TASK DETAILS »
From the entries below, extract every line that includes the word "solutions".
— start of SUPPLIED DATA —
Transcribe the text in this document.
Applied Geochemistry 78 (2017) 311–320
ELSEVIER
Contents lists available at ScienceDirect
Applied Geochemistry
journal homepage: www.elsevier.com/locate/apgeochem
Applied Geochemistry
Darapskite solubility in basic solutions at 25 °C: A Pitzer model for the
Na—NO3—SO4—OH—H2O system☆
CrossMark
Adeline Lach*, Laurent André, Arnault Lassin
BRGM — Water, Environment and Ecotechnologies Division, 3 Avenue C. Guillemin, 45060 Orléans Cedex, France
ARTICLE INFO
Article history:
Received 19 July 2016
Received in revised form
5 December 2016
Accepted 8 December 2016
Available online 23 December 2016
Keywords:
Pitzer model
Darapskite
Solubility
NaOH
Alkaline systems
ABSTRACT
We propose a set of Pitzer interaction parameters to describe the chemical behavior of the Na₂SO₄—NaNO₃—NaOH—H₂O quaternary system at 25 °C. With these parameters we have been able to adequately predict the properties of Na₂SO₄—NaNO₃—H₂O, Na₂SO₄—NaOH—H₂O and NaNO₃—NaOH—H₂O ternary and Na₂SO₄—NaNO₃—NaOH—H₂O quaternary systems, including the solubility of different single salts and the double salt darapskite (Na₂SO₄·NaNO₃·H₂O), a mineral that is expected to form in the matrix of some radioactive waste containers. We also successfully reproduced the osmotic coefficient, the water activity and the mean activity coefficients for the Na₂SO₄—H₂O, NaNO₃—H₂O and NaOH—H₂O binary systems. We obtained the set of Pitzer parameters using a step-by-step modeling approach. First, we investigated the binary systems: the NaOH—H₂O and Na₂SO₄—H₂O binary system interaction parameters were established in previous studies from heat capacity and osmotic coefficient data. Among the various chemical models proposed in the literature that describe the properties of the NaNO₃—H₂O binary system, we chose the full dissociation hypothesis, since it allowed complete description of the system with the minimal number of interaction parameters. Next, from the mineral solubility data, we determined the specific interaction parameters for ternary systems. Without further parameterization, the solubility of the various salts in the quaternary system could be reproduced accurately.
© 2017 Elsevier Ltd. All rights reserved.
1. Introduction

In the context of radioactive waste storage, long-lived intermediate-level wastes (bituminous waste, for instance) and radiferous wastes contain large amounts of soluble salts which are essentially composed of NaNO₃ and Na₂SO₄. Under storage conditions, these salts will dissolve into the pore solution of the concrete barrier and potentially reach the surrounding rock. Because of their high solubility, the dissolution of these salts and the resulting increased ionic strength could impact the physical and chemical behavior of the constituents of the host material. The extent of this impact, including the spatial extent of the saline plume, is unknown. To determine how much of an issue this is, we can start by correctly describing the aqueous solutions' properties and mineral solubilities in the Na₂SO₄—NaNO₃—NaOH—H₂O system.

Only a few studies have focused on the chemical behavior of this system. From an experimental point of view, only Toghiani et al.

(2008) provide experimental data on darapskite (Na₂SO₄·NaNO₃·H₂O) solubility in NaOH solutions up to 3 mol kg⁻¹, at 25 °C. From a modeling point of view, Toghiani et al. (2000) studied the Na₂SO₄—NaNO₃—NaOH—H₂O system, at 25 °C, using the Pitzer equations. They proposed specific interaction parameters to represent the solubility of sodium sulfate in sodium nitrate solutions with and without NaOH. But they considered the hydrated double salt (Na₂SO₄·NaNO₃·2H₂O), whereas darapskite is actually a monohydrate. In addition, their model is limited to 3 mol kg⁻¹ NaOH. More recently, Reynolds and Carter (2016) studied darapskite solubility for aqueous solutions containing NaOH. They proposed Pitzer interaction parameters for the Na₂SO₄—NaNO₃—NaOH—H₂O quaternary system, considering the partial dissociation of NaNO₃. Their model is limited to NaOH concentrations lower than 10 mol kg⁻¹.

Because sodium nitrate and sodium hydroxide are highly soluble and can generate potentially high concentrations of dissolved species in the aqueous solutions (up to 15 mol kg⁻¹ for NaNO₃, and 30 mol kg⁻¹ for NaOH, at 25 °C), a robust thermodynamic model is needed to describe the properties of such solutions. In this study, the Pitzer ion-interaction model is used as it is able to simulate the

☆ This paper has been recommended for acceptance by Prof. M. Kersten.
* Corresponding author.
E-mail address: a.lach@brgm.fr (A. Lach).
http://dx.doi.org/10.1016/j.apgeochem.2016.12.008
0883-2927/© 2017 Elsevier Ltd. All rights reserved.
— end of SUPPLIED DATA —
— start of SUPPLIED DATA —
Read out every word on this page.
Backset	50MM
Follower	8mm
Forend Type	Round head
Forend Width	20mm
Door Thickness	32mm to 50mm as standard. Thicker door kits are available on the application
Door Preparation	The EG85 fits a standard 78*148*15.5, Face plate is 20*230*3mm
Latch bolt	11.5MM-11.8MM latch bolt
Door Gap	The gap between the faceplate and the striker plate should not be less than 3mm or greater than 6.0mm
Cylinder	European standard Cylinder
— end of SUPPLIED DATA —
REPLY TO THE EXERCISE »
Darapskite solubility in basic solutions at 25 °C: A Pitzer model for the
In the context of radioactive waste storage, long-lived intermediate-level wastes (bituminous waste, for instance) and radiferous wastes contain large amounts of soluble salts which are essentially composed of NaNO₃ and Na₂SO₄. Under storage conditions, these salts will dissolve into the pore solution of the concrete barrier and potentially reach the surrounding rock. Because of their high solubility, the dissolution of these salts and the resulting increased ionic strength could impact the physical and chemical behavior of the constituents of the host material. The extent of this impact, including the spatial extent of the saline plume, is unknown. To determine how much of an issue this is, we can start by correctly describing the aqueous solutions' properties and mineral solubilities in the Na₂SO₄—NaNO₃—NaOH—H₂O system.
(2008) provide experimental data on darapskite (Na₂SO₄·NaNO₃·H₂O) solubility in NaOH solutions up to 3 mol kg⁻¹, at 25 °C. From a modeling point of view, Toghiani et al. (2000) studied the Na₂SO₄—NaNO₃—NaOH—H₂O system, at 25 °C, using the Pitzer equations. They proposed specific interaction parameters to represent the solubility of sodium sulfate in sodium nitrate solutions with and without NaOH. But they considered the hydrated double salt (Na₂SO₄·NaNO₃·2H₂O), whereas darapskite is actually a monohydrate. In addition, their model is limited to 3 mol kg⁻¹ NaOH. More recently, Reynolds and Carter (2016) studied darapskite solubility for aqueous solutions containing NaOH. They proposed Pitzer interaction parameters for the Na₂SO₄—NaNO₃—NaOH—H₂O quaternary system, considering the partial dissociation of NaNO₃. Their model is limited to NaOH concentrations lower than 10 mol kg⁻¹.
Because sodium nitrate and sodium hydroxide are highly soluble and can generate potentially high concentrations of dissolved species in the aqueous solutions (up to 15 mol kg⁻¹ for NaNO₃, and 30 mol kg⁻¹ for NaOH, at 25 °C), a robust thermodynamic model is needed to describe the properties of such solutions. In this study, the Pitzer ion-interaction model is used as it is able to simulate the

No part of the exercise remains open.